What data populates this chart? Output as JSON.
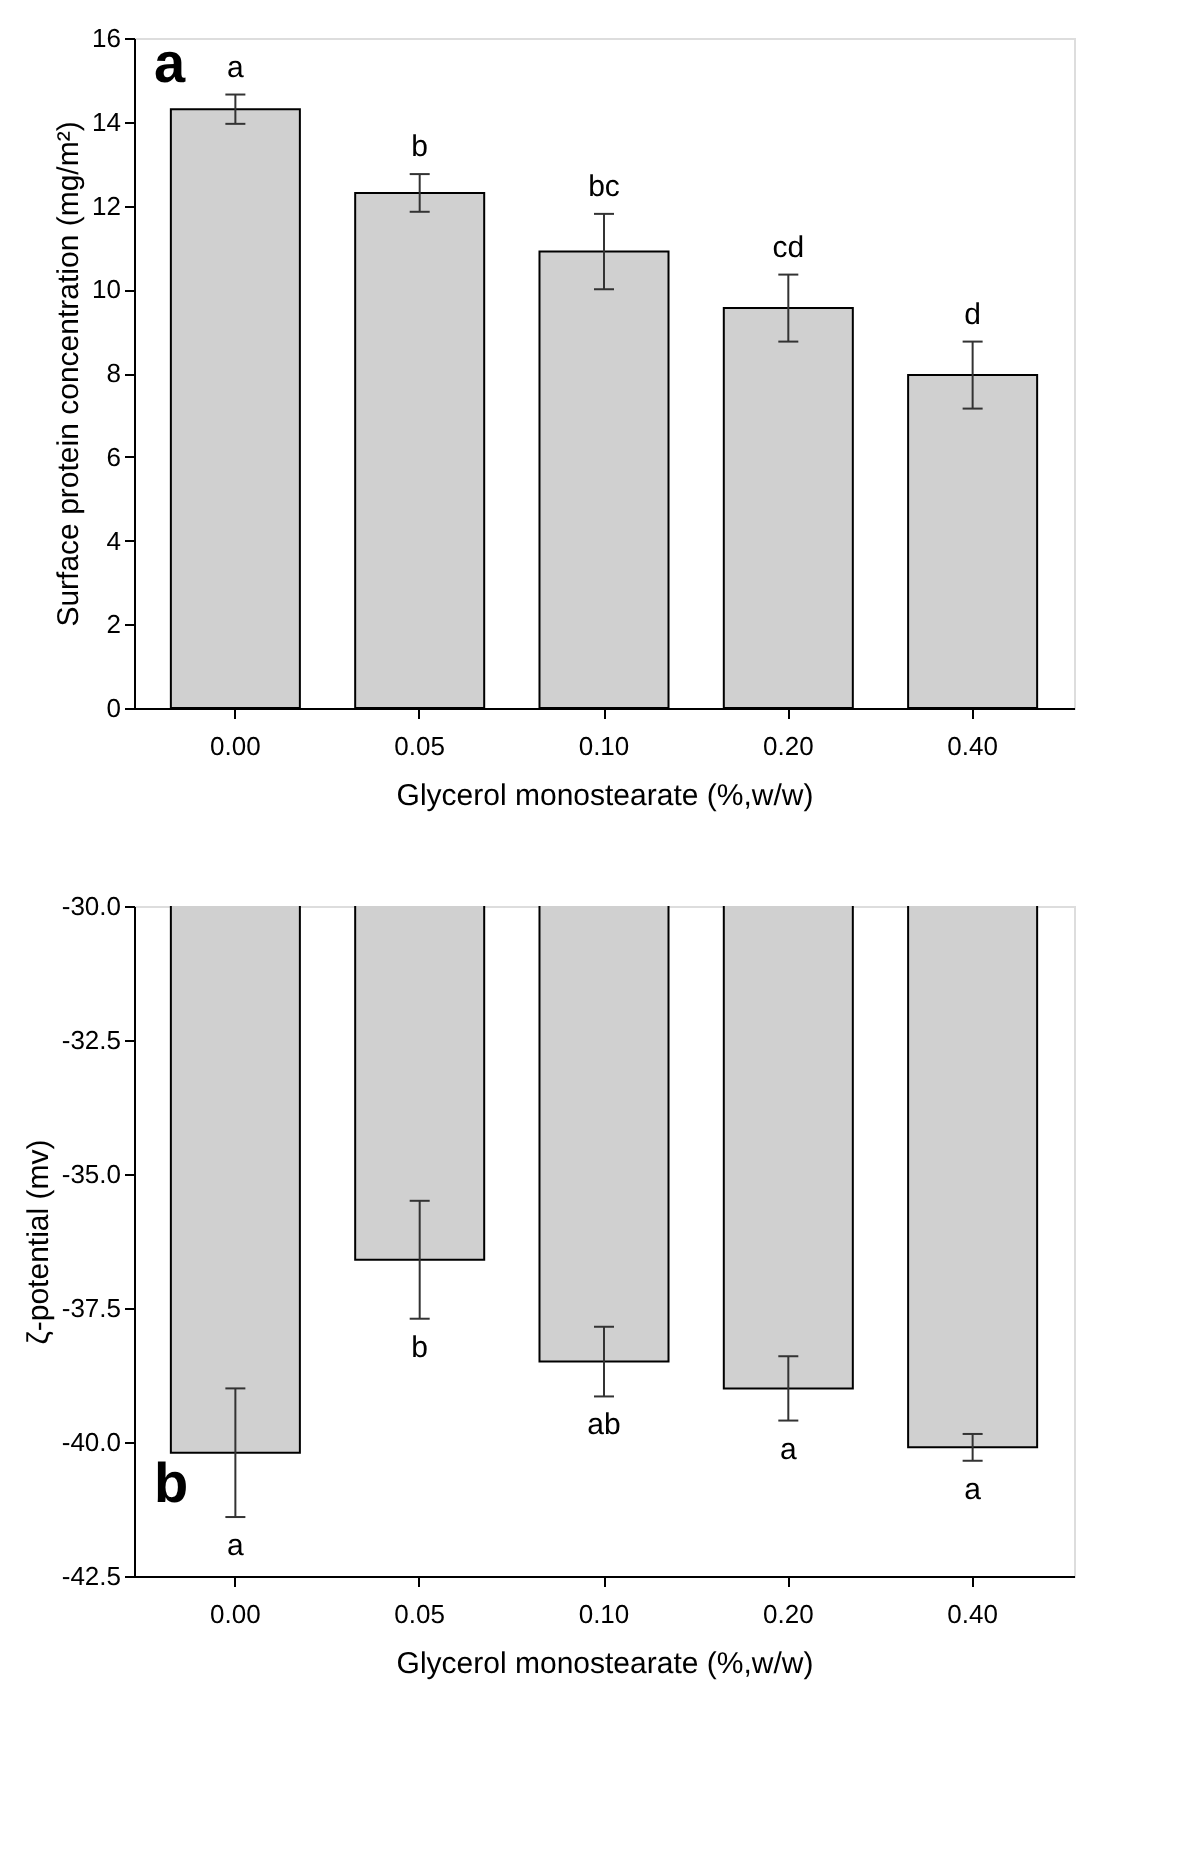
{
  "chart_data": [
    {
      "type": "bar",
      "xlabel": "Glycerol monostearate (%,w/w)",
      "ylabel": "Surface protein concentration (mg/m²)",
      "categories": [
        "0.00",
        "0.05",
        "0.10",
        "0.20",
        "0.40"
      ],
      "series": [
        {
          "color": "#d0d0d0",
          "values": [
            14.3,
            12.3,
            10.9,
            9.55,
            7.95
          ],
          "errors": [
            0.35,
            0.45,
            0.9,
            0.8,
            0.8
          ]
        }
      ],
      "ylim": [
        0,
        16
      ],
      "yticks": [
        0,
        2,
        4,
        6,
        8,
        10,
        12,
        14,
        16
      ],
      "grid": false,
      "annotations": [
        "a",
        "a",
        "b",
        "bc",
        "cd",
        "d"
      ]
    },
    {
      "type": "bar",
      "xlabel": "Glycerol monostearate (%,w/w)",
      "ylabel": "ζ-potential (mv)",
      "categories": [
        "0.00",
        "0.05",
        "0.10",
        "0.20",
        "0.40"
      ],
      "series": [
        {
          "color": "#d0d0d0",
          "values": [
            -40.2,
            -36.6,
            -38.5,
            -39.0,
            -40.1
          ],
          "errors": [
            1.2,
            1.1,
            0.65,
            0.6,
            0.25
          ]
        }
      ],
      "ylim": [
        -42.5,
        -30.0
      ],
      "yticks": [
        {
          "value": -42.5,
          "label": "-42.5"
        },
        {
          "value": -40,
          "label": "-40.0"
        },
        {
          "value": -37.5,
          "label": "-37.5"
        },
        {
          "value": -35,
          "label": "-35.0"
        },
        {
          "value": -32.5,
          "label": "-32.5"
        },
        {
          "value": -30,
          "label": "-30.0"
        }
      ],
      "grid": false,
      "annotations": [
        "b",
        "a",
        "b",
        "ab",
        "a",
        "a"
      ]
    }
  ]
}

*WORK TASK:* The answer must be the full listing above, copied exactly, with no pictures in it.

*SOLUTION TO THE EXERCISE:*
What data populates this chart? Output as JSON.
{
  "chart_data": [
    {
      "type": "bar",
      "xlabel": "Glycerol monostearate (%,w/w)",
      "ylabel": "Surface protein concentration (mg/m²)",
      "categories": [
        "0.00",
        "0.05",
        "0.10",
        "0.20",
        "0.40"
      ],
      "series": [
        {
          "color": "#d0d0d0",
          "values": [
            14.3,
            12.3,
            10.9,
            9.55,
            7.95
          ],
          "errors": [
            0.35,
            0.45,
            0.9,
            0.8,
            0.8
          ]
        }
      ],
      "ylim": [
        0,
        16
      ],
      "yticks": [
        0,
        2,
        4,
        6,
        8,
        10,
        12,
        14,
        16
      ],
      "grid": false,
      "annotations": [
        "a",
        "a",
        "b",
        "bc",
        "cd",
        "d"
      ]
    },
    {
      "type": "bar",
      "xlabel": "Glycerol monostearate (%,w/w)",
      "ylabel": "ζ-potential (mv)",
      "categories": [
        "0.00",
        "0.05",
        "0.10",
        "0.20",
        "0.40"
      ],
      "series": [
        {
          "color": "#d0d0d0",
          "values": [
            -40.2,
            -36.6,
            -38.5,
            -39.0,
            -40.1
          ],
          "errors": [
            1.2,
            1.1,
            0.65,
            0.6,
            0.25
          ]
        }
      ],
      "ylim": [
        -42.5,
        -30.0
      ],
      "yticks": [
        {
          "value": -42.5,
          "label": "-42.5"
        },
        {
          "value": -40,
          "label": "-40.0"
        },
        {
          "value": -37.5,
          "label": "-37.5"
        },
        {
          "value": -35,
          "label": "-35.0"
        },
        {
          "value": -32.5,
          "label": "-32.5"
        },
        {
          "value": -30,
          "label": "-30.0"
        }
      ],
      "grid": false,
      "annotations": [
        "b",
        "a",
        "b",
        "ab",
        "a",
        "a"
      ]
    }
  ]
}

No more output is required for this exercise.